> READING TEXT:
British building society Nationwide’s pension fund has been investing into Asian illiquid assets since 2012, but chief investment officer Mark Hedges remains wary of the governance challenges posed by private equity markets in the region.

“You get funds with a lot of minority interests in companies, rather than majority ownership,” he told AsianInvestor. “And sometimes you worry whether you can really control the governance of the underlying asset if the entrepreneur is still in charge and you’ve just got a minority interest.”

Another issue he raises is that exits from private equity investments in Asia tend to be done via initial public offerings. “[IPOs are] a declining activity in Europe and the US,” Hedges said. “Exits are more often done through a sale to a strategic buyer or into another fund structure.”

Such issues reflect that Asian private equity markets are less mature than those in Europe or the US, he concedes.

Mark Hedges

This is a concern because IPOs provide less certainty around asset valuations than, for example, trade sales, Hedges said. “You don’t know what's going to happen to the share price in the period between when it was listed and when you’re allowed to come out of your lockup.”

As a result of such issues, he is particularly selective when picking managers of Asian private equity assets, as is demonstrated by the two firms to which it has allocated: consumer brand-focused L Catterton Asia, which is backed by luxury goods maker LVMH; and Hahn & Company, a Korean firm that specialises in corporate carve-outs.

Nationwide Pension invested in funds 1, 2 and 3 of L Catterton (formerly L Capital), which have had a “mixed performance thanks to a number of headwinds,” Hedges said, most recently as a result of the Covid-19 pandemic.

Hahn, meanwhile, extracts businesses from Korea’s chaebol conglomerates that it feels may benefit from better support, he said.

Nationwide’s £6.5 billion ($8.4 billion) pension fund, with 19% of its assets under management allocated to private markets, also has allocations to infrastructure and real estate in Asia.

RENEWABLES AND REAL ESTATE

Its first venture into Asian private markets was with Singapore-based infrastructure manager Equis in 2012. “We invested in their first and second funds and to a co-investment fund,” said Hedges. They have realised almost all their investments over the past three years.

“We liked what Equis were doing; we felt it played to our views on Asia,” he added. “It was very focused on renewable energy and it was almost all greenfield development – new solar, wind, biofuel and hydropower projects.” 

Hedges said that the fund might invest in replacement infrastructure at some point, but in more mature assets that are focused on securing cash flow rather than value-add opportunistic development risk. The defined-benefit scheme is closing to new accruals next year and thus de-risking with a view to ensuring it can meet its payout obligations.

Nationwide is allocated to Asian real estate via Hong Kong-based PAG. It committed to its second fund and re-upped into its third fund last year. “We like PAG as a real estate team and the way they operate across Asia, across many of the gateway cities,” said Hedges.

Private credit is a gap in the plan’s Asian exposure and is one that Hedges expects to fill at some point, as reported recently by AsianInvestor

“As we tilt our portfolios towards more de-risking, more cash flow and credit-type activities, private credit will increasingly be part of our focus,” he said.

“We don’t have any exposure to private credit in Asia yet, but that will probably be the next port of call in that asset class. It’s a natural thing for us to do, given we’ve got private credit exposure in the US and Europe.”

> WHAT IS BEING ASKED:
Decide whether each statement agrees with the article on Nationwide's pension fund. Answer yes or no for each, and quote the words of the article that settle it.
1. The pension fund's first venture into Asian private markets was with Equis in 2012.
2. The pension fund already holds private credit exposure in Asia.
3. Hahn & Company is backed by LVMH.

> RECORDED DATA:
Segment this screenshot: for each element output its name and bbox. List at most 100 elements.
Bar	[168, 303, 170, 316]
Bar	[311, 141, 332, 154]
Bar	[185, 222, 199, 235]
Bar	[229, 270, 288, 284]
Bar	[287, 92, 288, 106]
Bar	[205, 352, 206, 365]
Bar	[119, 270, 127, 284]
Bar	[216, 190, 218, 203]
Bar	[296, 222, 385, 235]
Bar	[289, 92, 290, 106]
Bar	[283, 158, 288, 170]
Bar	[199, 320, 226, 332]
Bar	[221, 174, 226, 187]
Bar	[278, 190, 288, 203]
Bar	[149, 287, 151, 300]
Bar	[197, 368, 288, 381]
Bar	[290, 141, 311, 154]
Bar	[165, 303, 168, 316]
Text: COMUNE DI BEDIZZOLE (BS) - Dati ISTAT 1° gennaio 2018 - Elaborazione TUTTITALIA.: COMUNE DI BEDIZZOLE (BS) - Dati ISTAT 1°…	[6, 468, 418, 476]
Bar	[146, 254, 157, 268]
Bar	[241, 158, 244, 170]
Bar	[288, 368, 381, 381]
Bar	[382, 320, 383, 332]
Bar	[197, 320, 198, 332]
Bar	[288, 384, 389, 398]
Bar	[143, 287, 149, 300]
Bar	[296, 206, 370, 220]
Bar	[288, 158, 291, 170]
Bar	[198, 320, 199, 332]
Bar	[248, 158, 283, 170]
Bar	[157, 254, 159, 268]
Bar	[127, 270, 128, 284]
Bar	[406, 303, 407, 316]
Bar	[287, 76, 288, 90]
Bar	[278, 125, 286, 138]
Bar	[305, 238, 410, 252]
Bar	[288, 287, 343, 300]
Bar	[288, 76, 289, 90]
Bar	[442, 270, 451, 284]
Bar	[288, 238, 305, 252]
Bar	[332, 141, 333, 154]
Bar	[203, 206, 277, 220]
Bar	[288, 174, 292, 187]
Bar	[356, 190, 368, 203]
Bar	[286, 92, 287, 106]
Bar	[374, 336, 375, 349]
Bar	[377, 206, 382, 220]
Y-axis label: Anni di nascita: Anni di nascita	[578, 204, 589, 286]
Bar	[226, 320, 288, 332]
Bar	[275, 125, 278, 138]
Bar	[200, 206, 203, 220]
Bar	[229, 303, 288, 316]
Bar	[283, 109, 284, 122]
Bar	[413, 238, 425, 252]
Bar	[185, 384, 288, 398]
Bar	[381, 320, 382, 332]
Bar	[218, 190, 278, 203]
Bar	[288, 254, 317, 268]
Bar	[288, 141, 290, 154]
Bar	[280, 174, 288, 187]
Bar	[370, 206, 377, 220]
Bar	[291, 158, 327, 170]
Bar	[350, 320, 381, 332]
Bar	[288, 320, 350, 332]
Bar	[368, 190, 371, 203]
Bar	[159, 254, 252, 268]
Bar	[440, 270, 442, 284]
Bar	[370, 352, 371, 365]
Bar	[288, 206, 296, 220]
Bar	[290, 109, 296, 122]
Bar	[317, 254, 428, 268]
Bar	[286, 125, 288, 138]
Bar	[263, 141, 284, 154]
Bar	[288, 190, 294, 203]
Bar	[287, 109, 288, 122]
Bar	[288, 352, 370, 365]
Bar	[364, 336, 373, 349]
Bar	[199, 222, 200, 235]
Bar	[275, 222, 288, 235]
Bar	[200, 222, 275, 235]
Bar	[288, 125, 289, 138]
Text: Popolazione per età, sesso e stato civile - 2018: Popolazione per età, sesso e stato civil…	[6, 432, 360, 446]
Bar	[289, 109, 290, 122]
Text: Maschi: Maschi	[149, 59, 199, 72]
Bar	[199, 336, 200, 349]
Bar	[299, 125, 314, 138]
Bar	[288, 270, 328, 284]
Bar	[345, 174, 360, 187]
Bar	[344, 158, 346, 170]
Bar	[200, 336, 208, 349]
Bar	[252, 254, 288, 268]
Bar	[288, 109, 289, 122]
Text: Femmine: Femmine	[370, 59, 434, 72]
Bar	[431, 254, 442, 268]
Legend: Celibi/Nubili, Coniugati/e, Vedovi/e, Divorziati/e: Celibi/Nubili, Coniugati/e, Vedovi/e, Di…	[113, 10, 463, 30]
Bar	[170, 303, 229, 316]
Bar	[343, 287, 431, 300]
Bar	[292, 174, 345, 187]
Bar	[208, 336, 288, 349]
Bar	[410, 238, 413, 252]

> FINISHED TASK:
1. Yes: "Its first venture into Asian private markets was with Singapore-based infrastructure manager Equis in 2012."
2. No: "We don’t have any exposure to private credit in Asia yet"
3. No: "L Catterton Asia, which is backed by luxury goods maker LVMH; and Hahn & Company, a Korean firm that specialises in corporate carve-outs"